*** Document text ***

Introduction
A 53-year-old man with ESKD underwent living donor kidney transplantation from his spouse who had a positive serum PCR for Epstein–Barr virus (EBV) at the time of donation. He received rabbit antithymocyte globulin induction and rapid corticosteroid taper with maintenance immunosuppressive therapy of sirolimus (target trough 8–12 ng/ml) and tacrolimus (target trough 8–11 ng/ml). The patient was seronegative for EBV. At 1 month post-transplant, the patient had a serum creatinine of 0.8 mg/dl, and serum EBV and cytomegalovirus PCR were negative.
At 3 months post-transplant, he presented with 4 kg weight loss attributed to gastroparesis and serum creatinine of 1.5 mg/dl. His LDH was mildly elevated (338 IU/ml), but remaining liver enzymes were normal. His sirolimus dose was reduced to achieve a trough level of 6 ng/ml. Over the next 2 weeks, he lost an additional 2 kg. Serum creatinine rose to 1.7 mg/dl, and LDH rose to 1005 IU/ml; tacrolimus and sirolimus levels were stable. Serum EBV PCR was positive at 7×106 copies per 1 ml.
He was admitted to the hospital for additional management. On examination, he had a temperature of 37.8°C, normal heart rate, BP of 122/82 mm Hg without orthostatsis, shotty cervical lymph nodes, clear lungs, normal cardiac examination, and mildly distended abdomen with a nontender but palpable kidney allograft. Laboratory testing showed serum creatinine of 1.7 mg/dl, blood glucose of 357 mg/dl, LDH of 1500 IU/ml, tacrolimus trough level of 5.0 ng/ml, and sirolimus trough of 6.0 ng/ml. Urinalysis showed a specific gravity of 1015, 1+ protein/3+ glucose/2+ ketones on dipstick, and negative microscopy.

*** Extracted records ***

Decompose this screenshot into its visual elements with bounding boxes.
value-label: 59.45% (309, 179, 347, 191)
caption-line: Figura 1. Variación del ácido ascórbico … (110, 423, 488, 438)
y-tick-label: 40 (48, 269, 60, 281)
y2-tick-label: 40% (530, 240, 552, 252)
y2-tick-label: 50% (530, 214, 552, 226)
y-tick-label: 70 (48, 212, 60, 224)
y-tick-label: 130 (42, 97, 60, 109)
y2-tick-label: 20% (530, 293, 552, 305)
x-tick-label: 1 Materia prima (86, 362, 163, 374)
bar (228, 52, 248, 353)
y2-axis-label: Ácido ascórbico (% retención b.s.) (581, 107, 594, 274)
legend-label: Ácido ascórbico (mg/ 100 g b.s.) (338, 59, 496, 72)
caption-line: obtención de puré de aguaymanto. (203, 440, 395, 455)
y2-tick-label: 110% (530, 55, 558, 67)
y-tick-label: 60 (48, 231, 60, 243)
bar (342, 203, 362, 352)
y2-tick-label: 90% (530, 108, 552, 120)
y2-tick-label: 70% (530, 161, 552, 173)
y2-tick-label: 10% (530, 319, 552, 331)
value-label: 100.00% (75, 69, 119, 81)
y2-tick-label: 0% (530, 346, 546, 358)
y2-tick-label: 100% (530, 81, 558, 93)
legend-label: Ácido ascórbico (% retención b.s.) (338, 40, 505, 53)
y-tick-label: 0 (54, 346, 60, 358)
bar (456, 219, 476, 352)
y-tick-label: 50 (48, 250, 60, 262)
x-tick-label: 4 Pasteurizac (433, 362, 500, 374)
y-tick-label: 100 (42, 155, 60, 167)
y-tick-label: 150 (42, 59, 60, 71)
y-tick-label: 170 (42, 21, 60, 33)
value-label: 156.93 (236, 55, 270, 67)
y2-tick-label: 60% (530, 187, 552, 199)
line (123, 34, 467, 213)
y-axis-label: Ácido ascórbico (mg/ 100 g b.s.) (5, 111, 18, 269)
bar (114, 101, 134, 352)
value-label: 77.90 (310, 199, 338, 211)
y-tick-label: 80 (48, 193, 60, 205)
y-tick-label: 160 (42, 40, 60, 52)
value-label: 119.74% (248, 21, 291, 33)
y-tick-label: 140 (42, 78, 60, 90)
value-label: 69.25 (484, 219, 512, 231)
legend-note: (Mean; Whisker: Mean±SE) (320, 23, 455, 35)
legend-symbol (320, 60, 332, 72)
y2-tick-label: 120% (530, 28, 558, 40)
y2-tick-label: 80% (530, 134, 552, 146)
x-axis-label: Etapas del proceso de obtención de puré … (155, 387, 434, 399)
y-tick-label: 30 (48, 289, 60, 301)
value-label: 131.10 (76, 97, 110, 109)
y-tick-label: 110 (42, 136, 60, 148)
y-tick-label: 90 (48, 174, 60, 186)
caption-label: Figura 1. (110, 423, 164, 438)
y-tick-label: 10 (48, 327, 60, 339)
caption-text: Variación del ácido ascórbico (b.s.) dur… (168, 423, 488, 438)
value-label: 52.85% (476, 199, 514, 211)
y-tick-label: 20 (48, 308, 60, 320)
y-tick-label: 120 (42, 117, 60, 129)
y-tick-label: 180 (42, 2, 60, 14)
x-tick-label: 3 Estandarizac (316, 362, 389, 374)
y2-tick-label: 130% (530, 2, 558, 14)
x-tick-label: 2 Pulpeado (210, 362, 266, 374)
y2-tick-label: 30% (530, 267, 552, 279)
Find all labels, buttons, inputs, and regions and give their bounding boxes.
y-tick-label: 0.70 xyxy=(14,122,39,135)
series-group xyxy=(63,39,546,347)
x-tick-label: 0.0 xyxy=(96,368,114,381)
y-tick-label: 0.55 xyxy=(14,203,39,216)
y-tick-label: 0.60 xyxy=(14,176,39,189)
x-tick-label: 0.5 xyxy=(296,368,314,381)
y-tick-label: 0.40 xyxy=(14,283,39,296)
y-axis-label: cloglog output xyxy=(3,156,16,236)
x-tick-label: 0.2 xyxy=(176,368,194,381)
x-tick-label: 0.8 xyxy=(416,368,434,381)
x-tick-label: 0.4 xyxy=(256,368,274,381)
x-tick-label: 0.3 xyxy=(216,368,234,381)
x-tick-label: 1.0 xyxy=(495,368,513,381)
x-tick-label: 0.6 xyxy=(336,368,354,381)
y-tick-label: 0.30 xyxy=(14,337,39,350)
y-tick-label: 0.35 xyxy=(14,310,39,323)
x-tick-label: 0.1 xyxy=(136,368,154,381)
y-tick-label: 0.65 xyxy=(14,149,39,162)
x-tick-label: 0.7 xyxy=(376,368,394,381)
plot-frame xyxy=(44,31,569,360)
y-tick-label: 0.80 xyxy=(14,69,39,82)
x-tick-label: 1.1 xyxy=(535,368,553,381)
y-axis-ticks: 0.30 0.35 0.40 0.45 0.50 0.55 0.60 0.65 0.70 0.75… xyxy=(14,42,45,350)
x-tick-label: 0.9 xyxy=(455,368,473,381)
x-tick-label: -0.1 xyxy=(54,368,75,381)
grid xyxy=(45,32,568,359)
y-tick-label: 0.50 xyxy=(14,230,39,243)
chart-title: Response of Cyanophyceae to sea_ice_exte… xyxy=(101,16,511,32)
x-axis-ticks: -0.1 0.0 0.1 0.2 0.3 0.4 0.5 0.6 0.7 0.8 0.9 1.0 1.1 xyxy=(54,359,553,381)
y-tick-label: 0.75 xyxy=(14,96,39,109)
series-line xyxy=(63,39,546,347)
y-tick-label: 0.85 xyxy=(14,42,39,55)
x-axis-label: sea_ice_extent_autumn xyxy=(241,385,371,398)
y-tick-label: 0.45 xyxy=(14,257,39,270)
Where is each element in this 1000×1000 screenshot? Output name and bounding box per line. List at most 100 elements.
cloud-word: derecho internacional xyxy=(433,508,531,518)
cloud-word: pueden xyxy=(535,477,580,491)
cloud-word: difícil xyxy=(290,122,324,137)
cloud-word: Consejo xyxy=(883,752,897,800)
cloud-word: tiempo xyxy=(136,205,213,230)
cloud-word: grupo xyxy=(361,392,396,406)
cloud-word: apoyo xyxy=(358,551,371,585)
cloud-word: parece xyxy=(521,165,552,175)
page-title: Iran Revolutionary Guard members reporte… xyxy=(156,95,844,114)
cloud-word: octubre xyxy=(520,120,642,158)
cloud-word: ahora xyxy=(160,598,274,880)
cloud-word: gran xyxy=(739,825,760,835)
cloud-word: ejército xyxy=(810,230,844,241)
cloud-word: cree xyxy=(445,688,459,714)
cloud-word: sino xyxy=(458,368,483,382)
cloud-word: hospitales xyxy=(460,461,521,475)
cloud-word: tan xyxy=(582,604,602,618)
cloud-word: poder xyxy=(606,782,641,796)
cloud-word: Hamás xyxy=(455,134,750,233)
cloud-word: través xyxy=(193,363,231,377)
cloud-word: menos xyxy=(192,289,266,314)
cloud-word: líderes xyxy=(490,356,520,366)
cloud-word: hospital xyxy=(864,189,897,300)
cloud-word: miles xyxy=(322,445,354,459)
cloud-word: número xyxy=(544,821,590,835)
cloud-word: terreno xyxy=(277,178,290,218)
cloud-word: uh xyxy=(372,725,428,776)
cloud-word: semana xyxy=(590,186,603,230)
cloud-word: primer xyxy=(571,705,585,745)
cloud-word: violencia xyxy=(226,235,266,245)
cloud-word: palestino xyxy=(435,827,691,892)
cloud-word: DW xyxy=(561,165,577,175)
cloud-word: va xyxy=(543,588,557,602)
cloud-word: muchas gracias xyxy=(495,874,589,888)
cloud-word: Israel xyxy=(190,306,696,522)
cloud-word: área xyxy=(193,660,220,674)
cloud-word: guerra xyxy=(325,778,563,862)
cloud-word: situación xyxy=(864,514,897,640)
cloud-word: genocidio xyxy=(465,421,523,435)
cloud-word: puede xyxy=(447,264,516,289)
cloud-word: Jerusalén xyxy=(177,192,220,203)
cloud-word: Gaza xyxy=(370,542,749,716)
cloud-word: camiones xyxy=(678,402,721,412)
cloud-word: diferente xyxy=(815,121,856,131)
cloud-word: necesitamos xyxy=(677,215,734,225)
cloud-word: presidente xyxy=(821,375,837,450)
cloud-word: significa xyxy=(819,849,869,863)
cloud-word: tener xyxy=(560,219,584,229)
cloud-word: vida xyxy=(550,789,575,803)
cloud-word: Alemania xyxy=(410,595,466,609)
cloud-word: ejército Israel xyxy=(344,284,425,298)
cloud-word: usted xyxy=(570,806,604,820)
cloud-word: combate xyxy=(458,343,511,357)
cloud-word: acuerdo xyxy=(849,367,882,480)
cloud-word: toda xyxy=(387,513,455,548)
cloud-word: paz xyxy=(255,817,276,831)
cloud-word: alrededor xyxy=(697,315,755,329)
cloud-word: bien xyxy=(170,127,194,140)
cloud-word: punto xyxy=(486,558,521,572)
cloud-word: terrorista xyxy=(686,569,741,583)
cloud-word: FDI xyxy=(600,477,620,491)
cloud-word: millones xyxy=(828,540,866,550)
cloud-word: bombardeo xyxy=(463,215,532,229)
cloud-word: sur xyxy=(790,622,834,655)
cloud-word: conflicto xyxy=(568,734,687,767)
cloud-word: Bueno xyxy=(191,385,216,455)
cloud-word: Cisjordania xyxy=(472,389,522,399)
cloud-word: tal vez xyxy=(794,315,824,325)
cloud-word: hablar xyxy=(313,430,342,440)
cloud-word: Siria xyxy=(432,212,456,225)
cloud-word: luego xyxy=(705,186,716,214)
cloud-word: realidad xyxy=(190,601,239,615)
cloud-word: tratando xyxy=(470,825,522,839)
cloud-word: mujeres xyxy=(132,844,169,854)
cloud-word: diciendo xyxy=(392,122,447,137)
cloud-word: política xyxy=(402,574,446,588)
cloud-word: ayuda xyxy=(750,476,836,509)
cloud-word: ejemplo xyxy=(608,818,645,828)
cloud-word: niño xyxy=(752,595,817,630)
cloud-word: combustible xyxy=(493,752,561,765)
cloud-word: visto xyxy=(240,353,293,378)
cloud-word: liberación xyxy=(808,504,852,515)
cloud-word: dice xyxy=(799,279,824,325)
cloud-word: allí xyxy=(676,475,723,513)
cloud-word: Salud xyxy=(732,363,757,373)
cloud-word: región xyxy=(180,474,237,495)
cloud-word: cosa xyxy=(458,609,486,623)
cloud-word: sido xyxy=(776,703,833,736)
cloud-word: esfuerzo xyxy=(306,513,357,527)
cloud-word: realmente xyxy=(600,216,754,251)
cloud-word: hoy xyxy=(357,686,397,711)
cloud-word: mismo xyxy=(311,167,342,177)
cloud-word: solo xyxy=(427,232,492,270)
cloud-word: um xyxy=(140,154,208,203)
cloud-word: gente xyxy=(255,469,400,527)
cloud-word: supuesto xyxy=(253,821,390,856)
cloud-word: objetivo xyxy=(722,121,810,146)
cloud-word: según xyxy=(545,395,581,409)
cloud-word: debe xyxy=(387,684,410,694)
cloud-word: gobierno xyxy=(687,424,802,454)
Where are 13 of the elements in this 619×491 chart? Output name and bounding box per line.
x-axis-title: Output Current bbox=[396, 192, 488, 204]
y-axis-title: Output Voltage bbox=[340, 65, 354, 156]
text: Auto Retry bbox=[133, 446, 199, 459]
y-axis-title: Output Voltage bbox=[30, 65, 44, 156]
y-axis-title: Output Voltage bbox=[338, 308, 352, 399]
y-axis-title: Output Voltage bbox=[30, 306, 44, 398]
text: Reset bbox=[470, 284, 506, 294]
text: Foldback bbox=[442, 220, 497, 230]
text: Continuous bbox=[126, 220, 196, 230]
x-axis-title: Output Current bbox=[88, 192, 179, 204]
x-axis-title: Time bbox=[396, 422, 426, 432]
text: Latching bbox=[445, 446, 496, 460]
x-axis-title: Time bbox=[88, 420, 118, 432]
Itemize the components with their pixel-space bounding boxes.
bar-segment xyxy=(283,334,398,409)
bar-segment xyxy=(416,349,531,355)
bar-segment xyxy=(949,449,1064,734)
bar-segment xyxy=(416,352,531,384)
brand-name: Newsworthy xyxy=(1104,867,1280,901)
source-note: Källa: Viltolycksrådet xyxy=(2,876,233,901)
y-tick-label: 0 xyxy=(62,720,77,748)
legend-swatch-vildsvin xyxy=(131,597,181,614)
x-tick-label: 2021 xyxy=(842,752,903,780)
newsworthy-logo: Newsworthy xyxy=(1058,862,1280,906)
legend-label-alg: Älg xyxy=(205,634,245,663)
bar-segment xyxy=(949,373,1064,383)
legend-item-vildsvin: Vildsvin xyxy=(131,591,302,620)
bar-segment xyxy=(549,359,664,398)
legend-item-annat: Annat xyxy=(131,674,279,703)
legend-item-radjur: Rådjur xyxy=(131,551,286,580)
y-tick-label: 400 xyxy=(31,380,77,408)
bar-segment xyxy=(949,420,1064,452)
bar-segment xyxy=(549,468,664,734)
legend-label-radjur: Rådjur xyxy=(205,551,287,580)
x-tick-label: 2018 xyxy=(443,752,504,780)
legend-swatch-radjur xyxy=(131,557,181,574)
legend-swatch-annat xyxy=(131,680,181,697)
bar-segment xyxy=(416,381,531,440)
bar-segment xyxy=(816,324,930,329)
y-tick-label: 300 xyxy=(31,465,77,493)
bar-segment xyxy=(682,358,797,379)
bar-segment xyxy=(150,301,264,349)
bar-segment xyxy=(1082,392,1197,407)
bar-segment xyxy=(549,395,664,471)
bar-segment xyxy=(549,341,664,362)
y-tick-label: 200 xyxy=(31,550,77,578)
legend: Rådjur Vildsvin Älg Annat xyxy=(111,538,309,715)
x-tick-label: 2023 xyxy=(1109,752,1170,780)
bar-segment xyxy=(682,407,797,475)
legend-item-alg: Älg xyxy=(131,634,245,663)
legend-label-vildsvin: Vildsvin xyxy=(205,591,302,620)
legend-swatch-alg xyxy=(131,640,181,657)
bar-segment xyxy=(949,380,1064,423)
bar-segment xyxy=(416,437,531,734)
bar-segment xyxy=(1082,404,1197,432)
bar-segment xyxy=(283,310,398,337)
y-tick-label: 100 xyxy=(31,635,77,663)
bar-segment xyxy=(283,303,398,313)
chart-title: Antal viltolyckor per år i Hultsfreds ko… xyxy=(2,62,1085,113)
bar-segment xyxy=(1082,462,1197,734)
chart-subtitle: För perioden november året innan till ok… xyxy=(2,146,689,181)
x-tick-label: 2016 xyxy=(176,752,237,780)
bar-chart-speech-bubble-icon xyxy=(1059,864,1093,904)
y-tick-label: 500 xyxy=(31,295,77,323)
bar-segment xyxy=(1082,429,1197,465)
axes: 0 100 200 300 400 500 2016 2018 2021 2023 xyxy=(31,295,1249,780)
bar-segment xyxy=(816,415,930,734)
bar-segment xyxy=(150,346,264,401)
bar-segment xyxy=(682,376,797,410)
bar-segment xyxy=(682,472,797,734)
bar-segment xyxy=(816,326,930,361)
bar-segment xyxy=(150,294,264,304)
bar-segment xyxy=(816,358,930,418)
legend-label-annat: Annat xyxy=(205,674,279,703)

***

◆ Instructions to follow
Copy out the entire case description of the kidney transplant recipient above, word for word and without changes.

◆ Completed task
Introduction
A 53-year-old man with ESKD underwent living donor kidney transplantation from his spouse who had a positive serum PCR for Epstein–Barr virus (EBV) at the time of donation. He received rabbit antithymocyte globulin induction and rapid corticosteroid taper with maintenance immunosuppressive therapy of sirolimus (target trough 8–12 ng/ml) and tacrolimus (target trough 8–11 ng/ml). The patient was seronegative for EBV. At 1 month post-transplant, the patient had a serum creatinine of 0.8 mg/dl, and serum EBV and cytomegalovirus PCR were negative.
At 3 months post-transplant, he presented with 4 kg weight loss attributed to gastroparesis and serum creatinine of 1.5 mg/dl. His LDH was mildly elevated (338 IU/ml), but remaining liver enzymes were normal. His sirolimus dose was reduced to achieve a trough level of 6 ng/ml. Over the next 2 weeks, he lost an additional 2 kg. Serum creatinine rose to 1.7 mg/dl, and LDH rose to 1005 IU/ml; tacrolimus and sirolimus levels were stable. Serum EBV PCR was positive at 7×106 copies per 1 ml.
He was admitted to the hospital for additional management. On examination, he had a temperature of 37.8°C, normal heart rate, BP of 122/82 mm Hg without orthostatsis, shotty cervical lymph nodes, clear lungs, normal cardiac examination, and mildly distended abdomen with a nontender but palpable kidney allograft. Laboratory testing showed serum creatinine of 1.7 mg/dl, blood glucose of 357 mg/dl, LDH of 1500 IU/ml, tacrolimus trough level of 5.0 ng/ml, and sirolimus trough of 6.0 ng/ml. Urinalysis showed a specific gravity of 1015, 1+ protein/3+ glucose/2+ ketones on dipstick, and negative microscopy.